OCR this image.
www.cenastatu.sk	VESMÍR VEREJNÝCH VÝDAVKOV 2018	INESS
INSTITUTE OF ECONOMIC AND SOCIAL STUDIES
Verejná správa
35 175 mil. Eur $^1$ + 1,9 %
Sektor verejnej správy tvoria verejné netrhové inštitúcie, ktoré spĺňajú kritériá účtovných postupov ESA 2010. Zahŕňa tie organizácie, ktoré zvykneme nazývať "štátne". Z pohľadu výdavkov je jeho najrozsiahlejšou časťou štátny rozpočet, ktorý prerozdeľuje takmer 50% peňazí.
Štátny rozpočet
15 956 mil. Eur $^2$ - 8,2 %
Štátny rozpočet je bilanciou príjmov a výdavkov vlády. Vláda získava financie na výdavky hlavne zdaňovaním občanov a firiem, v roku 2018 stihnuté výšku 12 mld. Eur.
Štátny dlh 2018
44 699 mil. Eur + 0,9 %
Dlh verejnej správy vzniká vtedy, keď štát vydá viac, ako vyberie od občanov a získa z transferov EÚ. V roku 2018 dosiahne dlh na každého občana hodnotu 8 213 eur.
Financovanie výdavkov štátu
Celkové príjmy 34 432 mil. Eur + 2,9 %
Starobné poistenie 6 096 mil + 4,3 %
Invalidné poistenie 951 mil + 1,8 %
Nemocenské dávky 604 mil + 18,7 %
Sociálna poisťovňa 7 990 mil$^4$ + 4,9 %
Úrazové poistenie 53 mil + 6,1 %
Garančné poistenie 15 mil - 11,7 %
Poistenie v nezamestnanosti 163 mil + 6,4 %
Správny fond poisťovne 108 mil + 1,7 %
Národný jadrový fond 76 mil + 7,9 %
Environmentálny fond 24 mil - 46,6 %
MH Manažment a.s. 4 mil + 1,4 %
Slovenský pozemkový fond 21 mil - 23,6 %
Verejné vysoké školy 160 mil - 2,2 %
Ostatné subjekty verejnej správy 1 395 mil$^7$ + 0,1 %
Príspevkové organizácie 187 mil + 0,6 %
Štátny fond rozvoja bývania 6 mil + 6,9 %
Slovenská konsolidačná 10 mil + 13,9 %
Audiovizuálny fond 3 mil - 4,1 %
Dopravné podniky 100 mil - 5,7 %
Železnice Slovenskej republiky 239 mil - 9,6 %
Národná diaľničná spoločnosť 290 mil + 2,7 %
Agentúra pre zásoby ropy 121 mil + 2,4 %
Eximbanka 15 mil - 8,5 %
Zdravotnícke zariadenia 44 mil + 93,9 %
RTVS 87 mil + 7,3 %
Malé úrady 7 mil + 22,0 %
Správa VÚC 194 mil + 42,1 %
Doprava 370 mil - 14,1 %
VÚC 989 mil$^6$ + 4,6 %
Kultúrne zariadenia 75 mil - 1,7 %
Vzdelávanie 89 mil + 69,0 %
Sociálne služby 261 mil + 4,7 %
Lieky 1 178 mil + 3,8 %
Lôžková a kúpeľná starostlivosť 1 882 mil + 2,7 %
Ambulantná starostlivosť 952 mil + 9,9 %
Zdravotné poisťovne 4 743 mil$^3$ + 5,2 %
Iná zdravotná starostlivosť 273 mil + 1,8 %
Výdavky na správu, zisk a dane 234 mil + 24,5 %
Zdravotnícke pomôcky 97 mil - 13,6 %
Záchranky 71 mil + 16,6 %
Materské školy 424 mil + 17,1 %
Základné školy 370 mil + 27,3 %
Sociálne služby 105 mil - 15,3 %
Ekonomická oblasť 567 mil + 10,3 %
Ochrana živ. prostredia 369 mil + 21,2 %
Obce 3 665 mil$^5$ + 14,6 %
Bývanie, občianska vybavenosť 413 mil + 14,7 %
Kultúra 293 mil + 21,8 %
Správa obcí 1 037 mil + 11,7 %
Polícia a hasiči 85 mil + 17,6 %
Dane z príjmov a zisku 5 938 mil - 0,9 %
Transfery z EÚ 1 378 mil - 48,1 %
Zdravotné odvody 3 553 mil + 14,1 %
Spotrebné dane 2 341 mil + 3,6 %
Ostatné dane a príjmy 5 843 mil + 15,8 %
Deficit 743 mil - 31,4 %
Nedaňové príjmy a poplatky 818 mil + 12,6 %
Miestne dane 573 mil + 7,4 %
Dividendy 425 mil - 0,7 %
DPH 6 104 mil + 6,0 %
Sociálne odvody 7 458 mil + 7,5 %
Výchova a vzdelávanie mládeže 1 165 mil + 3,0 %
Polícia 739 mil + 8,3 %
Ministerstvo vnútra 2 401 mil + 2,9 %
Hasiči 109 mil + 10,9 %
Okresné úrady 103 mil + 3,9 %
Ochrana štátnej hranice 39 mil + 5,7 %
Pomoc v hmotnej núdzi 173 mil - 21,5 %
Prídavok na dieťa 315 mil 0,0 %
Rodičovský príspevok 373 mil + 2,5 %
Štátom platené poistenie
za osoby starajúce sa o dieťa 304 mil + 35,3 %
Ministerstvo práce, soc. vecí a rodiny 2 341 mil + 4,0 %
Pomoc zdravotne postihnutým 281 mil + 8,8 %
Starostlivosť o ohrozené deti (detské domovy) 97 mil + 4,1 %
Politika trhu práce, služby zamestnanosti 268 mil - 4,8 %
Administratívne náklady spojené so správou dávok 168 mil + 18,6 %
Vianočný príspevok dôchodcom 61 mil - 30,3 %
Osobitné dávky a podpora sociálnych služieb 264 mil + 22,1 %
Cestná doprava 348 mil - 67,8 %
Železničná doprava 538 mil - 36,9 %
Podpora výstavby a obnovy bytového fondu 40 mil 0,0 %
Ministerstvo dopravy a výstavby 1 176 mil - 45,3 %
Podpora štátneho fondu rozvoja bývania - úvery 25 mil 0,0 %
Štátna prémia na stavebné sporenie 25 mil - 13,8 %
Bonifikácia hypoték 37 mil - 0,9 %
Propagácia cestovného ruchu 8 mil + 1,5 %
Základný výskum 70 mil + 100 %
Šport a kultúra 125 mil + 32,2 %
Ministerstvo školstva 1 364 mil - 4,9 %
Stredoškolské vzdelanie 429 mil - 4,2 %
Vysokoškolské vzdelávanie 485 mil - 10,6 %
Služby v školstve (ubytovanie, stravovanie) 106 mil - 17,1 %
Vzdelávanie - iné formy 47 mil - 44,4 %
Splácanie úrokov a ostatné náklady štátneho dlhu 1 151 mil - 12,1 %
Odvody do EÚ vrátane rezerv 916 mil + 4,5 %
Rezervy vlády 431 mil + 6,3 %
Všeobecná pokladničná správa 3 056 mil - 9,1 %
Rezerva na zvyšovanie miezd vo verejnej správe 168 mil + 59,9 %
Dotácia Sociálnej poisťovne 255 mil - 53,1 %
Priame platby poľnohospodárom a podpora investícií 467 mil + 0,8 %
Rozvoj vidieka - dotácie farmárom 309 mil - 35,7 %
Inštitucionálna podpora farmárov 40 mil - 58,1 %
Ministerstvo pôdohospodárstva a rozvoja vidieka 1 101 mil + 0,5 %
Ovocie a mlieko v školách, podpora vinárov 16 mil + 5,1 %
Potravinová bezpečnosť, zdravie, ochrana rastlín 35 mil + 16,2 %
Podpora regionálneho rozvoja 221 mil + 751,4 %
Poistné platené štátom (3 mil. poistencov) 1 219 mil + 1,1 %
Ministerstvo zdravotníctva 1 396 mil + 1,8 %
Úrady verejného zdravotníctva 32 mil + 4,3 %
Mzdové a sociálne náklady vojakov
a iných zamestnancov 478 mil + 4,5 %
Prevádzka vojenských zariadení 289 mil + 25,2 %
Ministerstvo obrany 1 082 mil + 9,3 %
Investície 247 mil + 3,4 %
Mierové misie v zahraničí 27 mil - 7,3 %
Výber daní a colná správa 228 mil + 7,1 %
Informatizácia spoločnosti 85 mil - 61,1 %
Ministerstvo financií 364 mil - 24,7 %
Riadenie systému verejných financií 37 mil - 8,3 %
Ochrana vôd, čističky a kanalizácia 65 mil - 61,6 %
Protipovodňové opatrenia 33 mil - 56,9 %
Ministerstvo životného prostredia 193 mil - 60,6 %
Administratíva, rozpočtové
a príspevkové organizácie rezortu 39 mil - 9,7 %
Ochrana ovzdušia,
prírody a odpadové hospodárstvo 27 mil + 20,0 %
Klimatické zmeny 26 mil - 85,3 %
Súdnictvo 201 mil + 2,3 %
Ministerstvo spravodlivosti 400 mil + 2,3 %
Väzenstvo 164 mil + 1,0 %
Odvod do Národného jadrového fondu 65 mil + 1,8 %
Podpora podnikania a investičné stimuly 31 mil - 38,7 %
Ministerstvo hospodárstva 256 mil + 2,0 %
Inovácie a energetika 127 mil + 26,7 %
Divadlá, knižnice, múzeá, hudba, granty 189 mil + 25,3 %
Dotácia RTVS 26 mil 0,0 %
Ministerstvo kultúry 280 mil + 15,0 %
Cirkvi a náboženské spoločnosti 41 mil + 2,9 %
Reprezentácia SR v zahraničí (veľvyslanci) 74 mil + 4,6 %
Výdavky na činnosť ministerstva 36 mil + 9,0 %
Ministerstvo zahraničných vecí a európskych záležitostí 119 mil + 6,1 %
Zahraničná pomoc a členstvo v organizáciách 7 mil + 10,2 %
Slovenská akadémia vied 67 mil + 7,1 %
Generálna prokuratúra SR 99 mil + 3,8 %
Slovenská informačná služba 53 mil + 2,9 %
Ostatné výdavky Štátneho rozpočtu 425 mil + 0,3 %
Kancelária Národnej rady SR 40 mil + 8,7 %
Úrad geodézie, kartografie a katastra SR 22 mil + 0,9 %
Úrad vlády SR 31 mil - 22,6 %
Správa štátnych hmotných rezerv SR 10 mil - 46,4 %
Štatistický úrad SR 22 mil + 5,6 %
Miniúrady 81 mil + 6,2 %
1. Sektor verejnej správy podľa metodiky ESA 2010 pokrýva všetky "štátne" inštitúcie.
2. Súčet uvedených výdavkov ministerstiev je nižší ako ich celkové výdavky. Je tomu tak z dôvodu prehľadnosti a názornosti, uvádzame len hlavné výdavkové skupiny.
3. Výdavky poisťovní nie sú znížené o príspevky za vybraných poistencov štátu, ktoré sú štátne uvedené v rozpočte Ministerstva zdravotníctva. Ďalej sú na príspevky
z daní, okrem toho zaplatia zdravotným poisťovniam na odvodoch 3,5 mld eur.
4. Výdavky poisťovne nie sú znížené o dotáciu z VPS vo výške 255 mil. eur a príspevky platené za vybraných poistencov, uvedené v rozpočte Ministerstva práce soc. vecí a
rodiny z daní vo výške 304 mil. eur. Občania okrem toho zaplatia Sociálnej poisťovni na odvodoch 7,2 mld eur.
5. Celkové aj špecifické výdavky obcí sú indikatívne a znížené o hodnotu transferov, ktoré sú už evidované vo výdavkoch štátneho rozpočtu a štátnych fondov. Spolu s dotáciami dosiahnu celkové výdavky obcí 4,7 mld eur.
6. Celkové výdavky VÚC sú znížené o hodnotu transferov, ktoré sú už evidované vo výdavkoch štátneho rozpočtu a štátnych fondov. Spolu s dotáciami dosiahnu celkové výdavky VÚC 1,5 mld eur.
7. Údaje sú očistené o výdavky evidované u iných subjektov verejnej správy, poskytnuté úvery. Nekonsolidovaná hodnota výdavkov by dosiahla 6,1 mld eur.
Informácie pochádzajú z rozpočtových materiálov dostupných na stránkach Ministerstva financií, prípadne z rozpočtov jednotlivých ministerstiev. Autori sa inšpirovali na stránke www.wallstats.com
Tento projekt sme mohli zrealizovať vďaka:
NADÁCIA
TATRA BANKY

**WHAT TO DO**
Report how many lines of the entries hold the string "Polícia". Provide the number alone.

**FINISHED EXERCISE**
2